■ The request ■
Across the material below, how many lines contain the word "Adherence"? Give only the number.

■ Input for this task ■
——

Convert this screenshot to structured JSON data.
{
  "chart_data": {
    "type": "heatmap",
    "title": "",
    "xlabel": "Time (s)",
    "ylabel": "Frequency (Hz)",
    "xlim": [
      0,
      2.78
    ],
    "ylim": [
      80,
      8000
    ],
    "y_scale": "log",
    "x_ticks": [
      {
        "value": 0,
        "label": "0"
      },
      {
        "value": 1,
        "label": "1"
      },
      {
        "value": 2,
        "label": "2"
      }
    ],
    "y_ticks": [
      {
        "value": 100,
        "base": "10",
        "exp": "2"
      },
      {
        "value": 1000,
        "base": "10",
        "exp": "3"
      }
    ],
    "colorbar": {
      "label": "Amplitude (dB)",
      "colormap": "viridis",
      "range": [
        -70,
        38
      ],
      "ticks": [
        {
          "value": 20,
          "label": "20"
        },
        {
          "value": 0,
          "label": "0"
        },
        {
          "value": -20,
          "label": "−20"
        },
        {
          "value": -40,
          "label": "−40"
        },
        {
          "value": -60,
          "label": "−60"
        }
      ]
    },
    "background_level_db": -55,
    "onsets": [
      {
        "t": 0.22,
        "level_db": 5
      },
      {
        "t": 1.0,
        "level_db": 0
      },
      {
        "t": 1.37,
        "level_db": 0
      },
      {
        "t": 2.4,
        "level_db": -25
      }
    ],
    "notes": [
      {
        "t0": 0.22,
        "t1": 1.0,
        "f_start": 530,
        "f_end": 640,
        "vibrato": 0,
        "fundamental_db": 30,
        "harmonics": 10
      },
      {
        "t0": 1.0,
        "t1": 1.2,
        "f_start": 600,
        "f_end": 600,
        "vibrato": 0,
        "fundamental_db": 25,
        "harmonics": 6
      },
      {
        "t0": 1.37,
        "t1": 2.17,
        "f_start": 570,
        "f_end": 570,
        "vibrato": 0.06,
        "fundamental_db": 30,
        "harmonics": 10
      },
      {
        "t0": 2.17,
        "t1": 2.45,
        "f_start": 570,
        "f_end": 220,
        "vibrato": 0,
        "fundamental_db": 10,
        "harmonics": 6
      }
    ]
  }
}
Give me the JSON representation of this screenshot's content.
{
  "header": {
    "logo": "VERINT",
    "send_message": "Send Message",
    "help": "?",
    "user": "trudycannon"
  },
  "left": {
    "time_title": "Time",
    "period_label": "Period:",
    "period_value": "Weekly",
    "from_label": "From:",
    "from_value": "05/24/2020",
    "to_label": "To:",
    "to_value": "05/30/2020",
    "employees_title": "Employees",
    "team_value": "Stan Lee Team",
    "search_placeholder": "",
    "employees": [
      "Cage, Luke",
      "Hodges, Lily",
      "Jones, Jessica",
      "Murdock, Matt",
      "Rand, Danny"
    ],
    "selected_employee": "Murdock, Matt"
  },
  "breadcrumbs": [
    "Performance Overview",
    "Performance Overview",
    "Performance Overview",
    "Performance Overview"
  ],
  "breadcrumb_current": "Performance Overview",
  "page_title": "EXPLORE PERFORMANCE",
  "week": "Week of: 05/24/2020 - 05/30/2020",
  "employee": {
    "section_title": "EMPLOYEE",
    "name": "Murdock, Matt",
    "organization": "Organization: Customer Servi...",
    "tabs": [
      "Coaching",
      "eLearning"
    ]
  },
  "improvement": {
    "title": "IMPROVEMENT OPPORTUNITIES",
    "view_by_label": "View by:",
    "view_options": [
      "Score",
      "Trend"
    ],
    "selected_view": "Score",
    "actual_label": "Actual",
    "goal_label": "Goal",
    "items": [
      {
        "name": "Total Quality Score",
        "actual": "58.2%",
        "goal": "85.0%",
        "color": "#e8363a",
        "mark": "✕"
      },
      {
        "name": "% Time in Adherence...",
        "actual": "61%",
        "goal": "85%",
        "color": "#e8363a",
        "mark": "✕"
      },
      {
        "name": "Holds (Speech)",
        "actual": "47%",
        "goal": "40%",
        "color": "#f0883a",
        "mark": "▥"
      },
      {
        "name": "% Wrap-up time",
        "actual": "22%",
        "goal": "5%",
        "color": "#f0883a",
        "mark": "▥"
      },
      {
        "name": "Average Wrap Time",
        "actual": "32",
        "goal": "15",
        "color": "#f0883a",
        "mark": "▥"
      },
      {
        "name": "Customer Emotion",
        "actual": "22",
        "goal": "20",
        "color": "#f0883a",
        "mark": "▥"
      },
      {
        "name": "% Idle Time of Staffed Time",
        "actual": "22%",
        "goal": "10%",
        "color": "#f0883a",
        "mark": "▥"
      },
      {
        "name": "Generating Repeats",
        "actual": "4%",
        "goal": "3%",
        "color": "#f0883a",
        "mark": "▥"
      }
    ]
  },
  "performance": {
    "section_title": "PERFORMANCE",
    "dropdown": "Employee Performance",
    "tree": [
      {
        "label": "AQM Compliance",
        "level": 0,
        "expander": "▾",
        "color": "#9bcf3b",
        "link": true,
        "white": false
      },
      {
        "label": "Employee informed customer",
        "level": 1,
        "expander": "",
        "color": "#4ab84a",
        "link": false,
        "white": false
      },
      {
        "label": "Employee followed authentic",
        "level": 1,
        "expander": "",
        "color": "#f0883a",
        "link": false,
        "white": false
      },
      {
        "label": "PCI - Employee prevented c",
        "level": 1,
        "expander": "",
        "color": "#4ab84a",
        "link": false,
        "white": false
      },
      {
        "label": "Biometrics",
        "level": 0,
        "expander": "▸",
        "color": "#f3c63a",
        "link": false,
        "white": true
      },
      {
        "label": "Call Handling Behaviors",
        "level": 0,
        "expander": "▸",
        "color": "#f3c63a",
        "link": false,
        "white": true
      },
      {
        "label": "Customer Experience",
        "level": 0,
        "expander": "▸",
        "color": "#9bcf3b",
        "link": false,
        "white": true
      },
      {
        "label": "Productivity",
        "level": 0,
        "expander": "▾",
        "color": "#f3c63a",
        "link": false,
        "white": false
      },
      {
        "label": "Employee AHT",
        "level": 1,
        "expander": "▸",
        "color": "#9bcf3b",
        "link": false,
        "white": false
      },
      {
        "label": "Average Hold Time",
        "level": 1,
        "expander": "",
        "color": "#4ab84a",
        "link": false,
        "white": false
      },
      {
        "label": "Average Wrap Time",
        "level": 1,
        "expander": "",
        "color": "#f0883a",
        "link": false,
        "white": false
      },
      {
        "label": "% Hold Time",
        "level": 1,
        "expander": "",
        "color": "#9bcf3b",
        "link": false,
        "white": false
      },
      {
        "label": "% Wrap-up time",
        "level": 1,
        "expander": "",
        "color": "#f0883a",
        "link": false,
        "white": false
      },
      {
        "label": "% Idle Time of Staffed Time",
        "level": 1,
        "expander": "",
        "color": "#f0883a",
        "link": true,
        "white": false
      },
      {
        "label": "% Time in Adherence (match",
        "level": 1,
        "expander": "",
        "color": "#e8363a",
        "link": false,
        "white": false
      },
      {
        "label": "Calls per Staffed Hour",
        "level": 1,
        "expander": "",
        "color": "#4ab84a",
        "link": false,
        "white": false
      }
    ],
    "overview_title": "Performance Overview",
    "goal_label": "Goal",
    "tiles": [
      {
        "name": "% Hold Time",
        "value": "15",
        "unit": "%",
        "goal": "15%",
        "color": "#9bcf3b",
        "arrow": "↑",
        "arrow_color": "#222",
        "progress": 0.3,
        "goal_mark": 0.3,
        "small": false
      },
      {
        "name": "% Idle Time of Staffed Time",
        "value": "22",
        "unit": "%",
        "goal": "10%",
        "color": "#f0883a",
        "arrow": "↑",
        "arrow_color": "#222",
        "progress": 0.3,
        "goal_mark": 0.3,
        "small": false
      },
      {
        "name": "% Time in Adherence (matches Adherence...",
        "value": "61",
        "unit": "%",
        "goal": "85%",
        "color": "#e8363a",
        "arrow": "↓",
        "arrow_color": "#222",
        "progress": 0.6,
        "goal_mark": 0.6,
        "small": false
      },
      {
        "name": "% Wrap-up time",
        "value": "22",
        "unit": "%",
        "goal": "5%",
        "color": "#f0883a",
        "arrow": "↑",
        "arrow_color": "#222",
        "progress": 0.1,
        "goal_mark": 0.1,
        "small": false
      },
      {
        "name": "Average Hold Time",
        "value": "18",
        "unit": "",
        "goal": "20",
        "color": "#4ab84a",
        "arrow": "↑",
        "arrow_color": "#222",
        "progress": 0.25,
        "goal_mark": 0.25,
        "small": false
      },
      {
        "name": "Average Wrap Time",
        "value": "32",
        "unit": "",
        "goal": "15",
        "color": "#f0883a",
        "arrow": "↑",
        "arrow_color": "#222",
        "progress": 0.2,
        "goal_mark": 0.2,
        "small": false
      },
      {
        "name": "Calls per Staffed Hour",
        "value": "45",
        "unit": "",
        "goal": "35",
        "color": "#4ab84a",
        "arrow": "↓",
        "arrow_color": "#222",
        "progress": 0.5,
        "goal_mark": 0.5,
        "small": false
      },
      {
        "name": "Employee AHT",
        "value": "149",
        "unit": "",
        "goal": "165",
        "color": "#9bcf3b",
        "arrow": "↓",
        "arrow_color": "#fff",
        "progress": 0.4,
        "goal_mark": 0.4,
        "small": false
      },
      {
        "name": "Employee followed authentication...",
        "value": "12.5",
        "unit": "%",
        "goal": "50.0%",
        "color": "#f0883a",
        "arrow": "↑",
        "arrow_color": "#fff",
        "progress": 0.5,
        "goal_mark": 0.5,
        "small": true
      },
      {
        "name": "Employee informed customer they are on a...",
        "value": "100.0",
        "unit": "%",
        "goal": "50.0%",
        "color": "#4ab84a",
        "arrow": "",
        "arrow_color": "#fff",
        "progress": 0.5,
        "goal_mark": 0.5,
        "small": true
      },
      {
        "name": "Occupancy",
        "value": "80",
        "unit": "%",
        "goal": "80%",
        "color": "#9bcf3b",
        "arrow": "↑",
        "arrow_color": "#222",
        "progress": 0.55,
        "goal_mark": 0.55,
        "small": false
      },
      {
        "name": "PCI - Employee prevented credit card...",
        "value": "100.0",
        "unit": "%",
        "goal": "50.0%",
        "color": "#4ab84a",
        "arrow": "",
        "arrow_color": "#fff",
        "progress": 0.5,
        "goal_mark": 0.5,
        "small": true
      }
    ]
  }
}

——

■ Complete answer ■
3